Recorded data:

[Start]

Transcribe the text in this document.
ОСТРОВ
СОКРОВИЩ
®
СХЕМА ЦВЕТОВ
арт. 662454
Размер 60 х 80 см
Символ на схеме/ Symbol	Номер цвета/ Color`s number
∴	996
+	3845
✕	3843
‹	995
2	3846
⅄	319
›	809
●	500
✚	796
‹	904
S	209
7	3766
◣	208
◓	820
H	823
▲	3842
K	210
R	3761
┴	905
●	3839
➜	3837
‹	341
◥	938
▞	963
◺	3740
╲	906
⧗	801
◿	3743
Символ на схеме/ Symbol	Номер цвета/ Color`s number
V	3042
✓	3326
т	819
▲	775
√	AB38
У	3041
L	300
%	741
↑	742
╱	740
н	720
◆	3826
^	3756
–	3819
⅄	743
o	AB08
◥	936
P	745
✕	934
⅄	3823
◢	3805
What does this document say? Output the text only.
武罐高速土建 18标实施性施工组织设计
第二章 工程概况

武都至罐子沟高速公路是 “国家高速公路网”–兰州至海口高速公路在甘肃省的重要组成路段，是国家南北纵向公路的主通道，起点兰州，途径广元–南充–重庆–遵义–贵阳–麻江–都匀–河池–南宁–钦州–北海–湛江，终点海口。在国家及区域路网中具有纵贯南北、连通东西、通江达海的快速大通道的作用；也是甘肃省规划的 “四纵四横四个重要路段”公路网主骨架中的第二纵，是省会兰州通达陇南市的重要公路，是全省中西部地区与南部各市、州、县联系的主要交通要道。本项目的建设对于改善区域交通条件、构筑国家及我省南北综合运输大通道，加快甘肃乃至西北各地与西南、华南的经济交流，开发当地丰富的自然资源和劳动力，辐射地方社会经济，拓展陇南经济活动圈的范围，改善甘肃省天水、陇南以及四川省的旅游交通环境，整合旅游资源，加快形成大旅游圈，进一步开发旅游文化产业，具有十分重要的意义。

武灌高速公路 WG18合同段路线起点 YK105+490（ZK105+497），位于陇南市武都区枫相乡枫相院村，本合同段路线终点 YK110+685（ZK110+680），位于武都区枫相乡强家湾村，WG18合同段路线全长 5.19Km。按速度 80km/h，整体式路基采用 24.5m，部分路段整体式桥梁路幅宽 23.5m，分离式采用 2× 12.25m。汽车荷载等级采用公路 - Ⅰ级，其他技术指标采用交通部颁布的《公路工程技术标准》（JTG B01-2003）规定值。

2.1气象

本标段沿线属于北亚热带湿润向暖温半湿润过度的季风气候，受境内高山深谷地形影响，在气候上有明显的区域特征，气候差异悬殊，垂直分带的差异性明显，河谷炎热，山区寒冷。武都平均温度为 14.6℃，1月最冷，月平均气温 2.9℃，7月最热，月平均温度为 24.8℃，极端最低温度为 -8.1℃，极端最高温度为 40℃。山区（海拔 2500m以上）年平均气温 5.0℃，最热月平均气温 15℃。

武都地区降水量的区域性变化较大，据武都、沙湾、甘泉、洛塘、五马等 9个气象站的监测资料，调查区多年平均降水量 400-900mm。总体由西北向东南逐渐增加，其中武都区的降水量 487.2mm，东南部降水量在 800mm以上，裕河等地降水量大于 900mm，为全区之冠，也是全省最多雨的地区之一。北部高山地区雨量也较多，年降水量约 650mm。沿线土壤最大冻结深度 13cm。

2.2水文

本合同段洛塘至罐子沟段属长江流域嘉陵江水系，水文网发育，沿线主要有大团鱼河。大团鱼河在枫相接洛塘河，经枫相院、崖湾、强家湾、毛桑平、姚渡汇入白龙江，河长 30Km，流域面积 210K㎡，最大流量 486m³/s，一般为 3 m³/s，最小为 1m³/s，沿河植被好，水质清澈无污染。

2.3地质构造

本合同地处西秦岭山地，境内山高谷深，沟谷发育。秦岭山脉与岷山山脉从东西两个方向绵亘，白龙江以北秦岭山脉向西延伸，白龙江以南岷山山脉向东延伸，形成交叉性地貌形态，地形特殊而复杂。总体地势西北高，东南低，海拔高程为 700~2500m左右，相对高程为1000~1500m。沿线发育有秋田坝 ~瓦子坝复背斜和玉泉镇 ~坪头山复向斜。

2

[End]

PROBLEM DESCRIPTION
Please reproduce the entire listing, exactly as shown.

COMPLETE ANSWER
Transcribe the text in this document.
ОСТРОВ
СОКРОВИЩ
®
СХЕМА ЦВЕТОВ
арт. 662454
Размер 60 х 80 см
Символ на схеме/ Symbol	Номер цвета/ Color`s number
∴	996
+	3845
✕	3843
‹	995
2	3846
⅄	319
›	809
●	500
✚	796
‹	904
S	209
7	3766
◣	208
◓	820
H	823
▲	3842
K	210
R	3761
┴	905
●	3839
➜	3837
‹	341
◥	938
▞	963
◺	3740
╲	906
⧗	801
◿	3743
Символ на схеме/ Symbol	Номер цвета/ Color`s number
V	3042
✓	3326
т	819
▲	775
√	AB38
У	3041
L	300
%	741
↑	742
╱	740
н	720
◆	3826
^	3756
–	3819
⅄	743
o	AB08
◥	936
P	745
✕	934
⅄	3823
◢	3805
What does this document say? Output the text only.
武罐高速土建 18标实施性施工组织设计
第二章 工程概况

武都至罐子沟高速公路是 “国家高速公路网”–兰州至海口高速公路在甘肃省的重要组成路段，是国家南北纵向公路的主通道，起点兰州，途径广元–南充–重庆–遵义–贵阳–麻江–都匀–河池–南宁–钦州–北海–湛江，终点海口。在国家及区域路网中具有纵贯南北、连通东西、通江达海的快速大通道的作用；也是甘肃省规划的 “四纵四横四个重要路段”公路网主骨架中的第二纵，是省会兰州通达陇南市的重要公路，是全省中西部地区与南部各市、州、县联系的主要交通要道。本项目的建设对于改善区域交通条件、构筑国家及我省南北综合运输大通道，加快甘肃乃至西北各地与西南、华南的经济交流，开发当地丰富的自然资源和劳动力，辐射地方社会经济，拓展陇南经济活动圈的范围，改善甘肃省天水、陇南以及四川省的旅游交通环境，整合旅游资源，加快形成大旅游圈，进一步开发旅游文化产业，具有十分重要的意义。

武灌高速公路 WG18合同段路线起点 YK105+490（ZK105+497），位于陇南市武都区枫相乡枫相院村，本合同段路线终点 YK110+685（ZK110+680），位于武都区枫相乡强家湾村，WG18合同段路线全长 5.19Km。按速度 80km/h，整体式路基采用 24.5m，部分路段整体式桥梁路幅宽 23.5m，分离式采用 2× 12.25m。汽车荷载等级采用公路 - Ⅰ级，其他技术指标采用交通部颁布的《公路工程技术标准》（JTG B01-2003）规定值。

2.1气象

本标段沿线属于北亚热带湿润向暖温半湿润过度的季风气候，受境内高山深谷地形影响，在气候上有明显的区域特征，气候差异悬殊，垂直分带的差异性明显，河谷炎热，山区寒冷。武都平均温度为 14.6℃，1月最冷，月平均气温 2.9℃，7月最热，月平均温度为 24.8℃，极端最低温度为 -8.1℃，极端最高温度为 40℃。山区（海拔 2500m以上）年平均气温 5.0℃，最热月平均气温 15℃。

武都地区降水量的区域性变化较大，据武都、沙湾、甘泉、洛塘、五马等 9个气象站的监测资料，调查区多年平均降水量 400-900mm。总体由西北向东南逐渐增加，其中武都区的降水量 487.2mm，东南部降水量在 800mm以上，裕河等地降水量大于 900mm，为全区之冠，也是全省最多雨的地区之一。北部高山地区雨量也较多，年降水量约 650mm。沿线土壤最大冻结深度 13cm。

2.2水文

本合同段洛塘至罐子沟段属长江流域嘉陵江水系，水文网发育，沿线主要有大团鱼河。大团鱼河在枫相接洛塘河，经枫相院、崖湾、强家湾、毛桑平、姚渡汇入白龙江，河长 30Km，流域面积 210K㎡，最大流量 486m³/s，一般为 3 m³/s，最小为 1m³/s，沿河植被好，水质清澈无污染。

2.3地质构造

本合同地处西秦岭山地，境内山高谷深，沟谷发育。秦岭山脉与岷山山脉从东西两个方向绵亘，白龙江以北秦岭山脉向西延伸，白龙江以南岷山山脉向东延伸，形成交叉性地貌形态，地形特殊而复杂。总体地势西北高，东南低，海拔高程为 700~2500m左右，相对高程为1000~1500m。沿线发育有秋田坝 ~瓦子坝复背斜和玉泉镇 ~坪头山复向斜。

2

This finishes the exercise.